======== Working data

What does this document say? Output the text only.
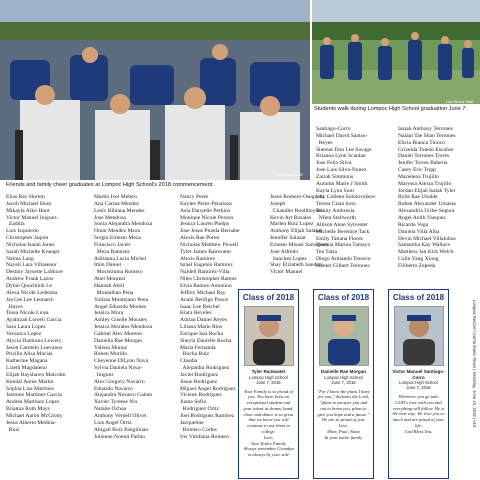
Len Wood Staff
Friends and family cheer graduates at Lompoc High School's 2018 commencement.
Len Wood Staff
Students walk during Lompoc High School graduation June 7.
Elias Rey Horton
Jacob Michael Hunt
Mikayla Aiko Hunt
Victor Manuel Iniguez-
Zadilla
Luis Izquierdo
Christopher Jaquin
Nicholas Isaiah Jones
Sarah Michelle Krueger
Naima Lang
Nayeli Lara Villasenor
Destiny Jaysette LaShore
Andrew Frank Lazos
Dylan Quochlinh Le
Alexa Nicole Ledesma
JayCee Lee Leonard-
Hayes
Tessa Nicole Licea
Ayatirzah Loreeli Garcia
Sara Laura Lopez
Veronica Lopez
Alycia Damiona Lowery
Jason Carmelo Luevanos
Pricilla Alisa Macias
Katherine Magana
Lizeth Magdaleno
Elijah Rayshawn Malcolm
Kendal Annie Martin
Sophia Lisa Martinez
Jasmine Martinez Garcia
Andrea Martinez Lopez
Brianna Ruth Mays
Michael Aaron McGlotty
Jesus Alberto Medina-
Ruiz
Martin Ivel Melero
Ana Carina Mendez
Leslv Bibiana Mendez
Jose Mendoza
Sonia Alejandra Mendoza
Omar Mendez Meza
Sergio Ernesto Meza
Francisco Javier
Meza Ramirez
Adrianna Lucia Michel
Ithin Daniel
Moctezuma Romero
Abel Monreal
Hannah Abril
Montalban Pena
Yulissa Montejano Pena
Angel Eduardo Montes
Jessica Mora
Ashley Giselle Morales
Jessica Morales-Mendoza
Gabriel Alex Moreno
Daniella Rae Morgan
Yalissa Munoz
Ruben Murillo
Cheyenne DiLynn Nava
Sylvia Daniela Nava-
Iniguez
Alex Gregory Navarro
Eduardo Navarro
Alejandra Navarro Gaitan
Xavier Tyreese Nix
Natalie Ochoa
Anthony Vernell Olivet
Luis Angel Ortiz
Abigail Ruiz Pangilinan
Julienne Noemi Patino
Nancy Perez
Kaylee Perez-Penaloza
Asia Danyelle Perkins
Monique Nicole Person
Jessica Lauren Phelps
Jose Jesus Pineda Bernabe
Alexis Rae Porter
Nicholas Matthew Powell
Tyler James Rainwater
Alexis Ramirez
Israel Eugenio Ramirez
Naldell Ramirez-Villa
Niles Christopher Ramos
Elvia Ramos-Antonino
Jeffrey Michael Ray
Anahi Renfigo Ponce
Isaac Lee Reichel
Kiara Reveles
Adrian Daniel Reyes
Liliana Marie Rios
Enrique Isai Rocha
Sheyla Danielle Rocha
Maria Fernanda
Rocha Ruiz
Claudia
Alejandra Rodriguez
Javier Rodriguez
Josue Rodriguez
Miguel Angel Rodriguez
Vicente Rodriguez
Juana Sofia
Rodriguez Ortiz
Joel Rodriguez Ramirez
Jacqueline
Romero Cortes
Iris Viridiana Romero
Jesus Romero-Osegueta
Joseph
Chandler Roolthuysen
Kevin Art Rosales
Marlen Ruiz Lopez
Anthony Elijah Salazar
Jennifer Salazar
Ernesto Misael Samaguey
Jose Alfredo
Sanchez Lopez
Shay Elizabeth Sanders
Victor Manuel
Santiago-Corro
Michael David Santos-
Reyes
Shemar Don Lee Savage
Brianna Lynn Scanlan
Jose Felix Silva
Jose Luis Silva-Nunez
Zariah Simmons
Autumn Marie J Smith
Kayla Lynn Soni
Lily Colleen Sololovnikov
Teresa Ciara Soto
Trinity Ambrosia
Nikta Stallworth
Allison Anne Sylvester
Michelle Berenice Tack
Emily Tatiana Flores
Yesenia Marina Tamayo
Tea Tasia
Diego Armando Tenorio
Hunter Gilbert Terrones
Isaiah Anthony Terrones
Nalani Tae Shan Terrones
Elicia Bianca Tinoco
Grizelda Toledo Escobar
Daniel Terrones Torres
Jenifer Torres Baheria
Casey Eric Tripp
Marielena Trujillo
Maryssa Alexia Trujillo
Jordan Elijah Isaiah Tyler
Rylie Rae Uhalde
Ruben Alexander Umaeta
Alexandria Uribe-Segura
Angel Anith Vazquez
Ricardo Vega
Daniela Villa Alba
Devin Michael Villalobos
Samantha Kay Wallace
Matthew Ian Kirk Welch
Colin Yang Xiong
Filiberto Zepeda
Class of 2018
Tyler Rainwater
Lompoc High School
June 7, 2018
Your Family is so proud of you. You have been an exceptional student and your talent in drums, band, choir and dance is so great that we know you will continue to use them in college.
Love,
Your Entire Family
Always remember Grandpa is always by your side
Class of 2018
Danielle Rae Morgan
Lompoc High School
June 7, 2018
"For I know the plans I have for you," declares the Lord, "plans to prosper you and not to harm you, plans to give you hope and a future." We are so proud of you.
Love,
Mom, Paul, Nana
& your entire family
Class of 2018
Victor Manuel Santiago-Corro
Lompoc High School
June 7, 2018
Wherever you go take GOD's love with you and everything will follow. He is the best way. We love you so much and are proud of your life.
God Bless You.
Lompoc Record / Santa Maria Times | Saturday, June 16, 2018 | A15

================

Aim –
Using the material above, return every line exactly as it appears, minus the pictures.

Response –
What does this document say? Output the text only.
Len Wood Staff
Friends and family cheer graduates at Lompoc High School's 2018 commencement.
Len Wood Staff
Students walk during Lompoc High School graduation June 7.
Elias Rey Horton
Jacob Michael Hunt
Mikayla Aiko Hunt
Victor Manuel Iniguez-
Zadilla
Luis Izquierdo
Christopher Jaquin
Nicholas Isaiah Jones
Sarah Michelle Krueger
Naima Lang
Nayeli Lara Villasenor
Destiny Jaysette LaShore
Andrew Frank Lazos
Dylan Quochlinh Le
Alexa Nicole Ledesma
JayCee Lee Leonard-
Hayes
Tessa Nicole Licea
Ayatirzah Loreeli Garcia
Sara Laura Lopez
Veronica Lopez
Alycia Damiona Lowery
Jason Carmelo Luevanos
Pricilla Alisa Macias
Katherine Magana
Lizeth Magdaleno
Elijah Rayshawn Malcolm
Kendal Annie Martin
Sophia Lisa Martinez
Jasmine Martinez Garcia
Andrea Martinez Lopez
Brianna Ruth Mays
Michael Aaron McGlotty
Jesus Alberto Medina-
Ruiz
Martin Ivel Melero
Ana Carina Mendez
Leslv Bibiana Mendez
Jose Mendoza
Sonia Alejandra Mendoza
Omar Mendez Meza
Sergio Ernesto Meza
Francisco Javier
Meza Ramirez
Adrianna Lucia Michel
Ithin Daniel
Moctezuma Romero
Abel Monreal
Hannah Abril
Montalban Pena
Yulissa Montejano Pena
Angel Eduardo Montes
Jessica Mora
Ashley Giselle Morales
Jessica Morales-Mendoza
Gabriel Alex Moreno
Daniella Rae Morgan
Yalissa Munoz
Ruben Murillo
Cheyenne DiLynn Nava
Sylvia Daniela Nava-
Iniguez
Alex Gregory Navarro
Eduardo Navarro
Alejandra Navarro Gaitan
Xavier Tyreese Nix
Natalie Ochoa
Anthony Vernell Olivet
Luis Angel Ortiz
Abigail Ruiz Pangilinan
Julienne Noemi Patino
Nancy Perez
Kaylee Perez-Penaloza
Asia Danyelle Perkins
Monique Nicole Person
Jessica Lauren Phelps
Jose Jesus Pineda Bernabe
Alexis Rae Porter
Nicholas Matthew Powell
Tyler James Rainwater
Alexis Ramirez
Israel Eugenio Ramirez
Naldell Ramirez-Villa
Niles Christopher Ramos
Elvia Ramos-Antonino
Jeffrey Michael Ray
Anahi Renfigo Ponce
Isaac Lee Reichel
Kiara Reveles
Adrian Daniel Reyes
Liliana Marie Rios
Enrique Isai Rocha
Sheyla Danielle Rocha
Maria Fernanda
Rocha Ruiz
Claudia
Alejandra Rodriguez
Javier Rodriguez
Josue Rodriguez
Miguel Angel Rodriguez
Vicente Rodriguez
Juana Sofia
Rodriguez Ortiz
Joel Rodriguez Ramirez
Jacqueline
Romero Cortes
Iris Viridiana Romero
Jesus Romero-Osegueta
Joseph
Chandler Roolthuysen
Kevin Art Rosales
Marlen Ruiz Lopez
Anthony Elijah Salazar
Jennifer Salazar
Ernesto Misael Samaguey
Jose Alfredo
Sanchez Lopez
Shay Elizabeth Sanders
Victor Manuel
Santiago-Corro
Michael David Santos-
Reyes
Shemar Don Lee Savage
Brianna Lynn Scanlan
Jose Felix Silva
Jose Luis Silva-Nunez
Zariah Simmons
Autumn Marie J Smith
Kayla Lynn Soni
Lily Colleen Sololovnikov
Teresa Ciara Soto
Trinity Ambrosia
Nikta Stallworth
Allison Anne Sylvester
Michelle Berenice Tack
Emily Tatiana Flores
Yesenia Marina Tamayo
Tea Tasia
Diego Armando Tenorio
Hunter Gilbert Terrones
Isaiah Anthony Terrones
Nalani Tae Shan Terrones
Elicia Bianca Tinoco
Grizelda Toledo Escobar
Daniel Terrones Torres
Jenifer Torres Baheria
Casey Eric Tripp
Marielena Trujillo
Maryssa Alexia Trujillo
Jordan Elijah Isaiah Tyler
Rylie Rae Uhalde
Ruben Alexander Umaeta
Alexandria Uribe-Segura
Angel Anith Vazquez
Ricardo Vega
Daniela Villa Alba
Devin Michael Villalobos
Samantha Kay Wallace
Matthew Ian Kirk Welch
Colin Yang Xiong
Filiberto Zepeda
Class of 2018
Tyler Rainwater
Lompoc High School
June 7, 2018
Your Family is so proud of you. You have been an exceptional student and your talent in drums, band, choir and dance is so great that we know you will continue to use them in college.
Love,
Your Entire Family
Always remember Grandpa is always by your side
Class of 2018
Danielle Rae Morgan
Lompoc High School
June 7, 2018
"For I know the plans I have for you," declares the Lord, "plans to prosper you and not to harm you, plans to give you hope and a future." We are so proud of you.
Love,
Mom, Paul, Nana
& your entire family
Class of 2018
Victor Manuel Santiago-Corro
Lompoc High School
June 7, 2018
Wherever you go take GOD's love with you and everything will follow. He is the best way. We love you so much and are proud of your life.
God Bless You.
Lompoc Record / Santa Maria Times | Saturday, June 16, 2018 | A15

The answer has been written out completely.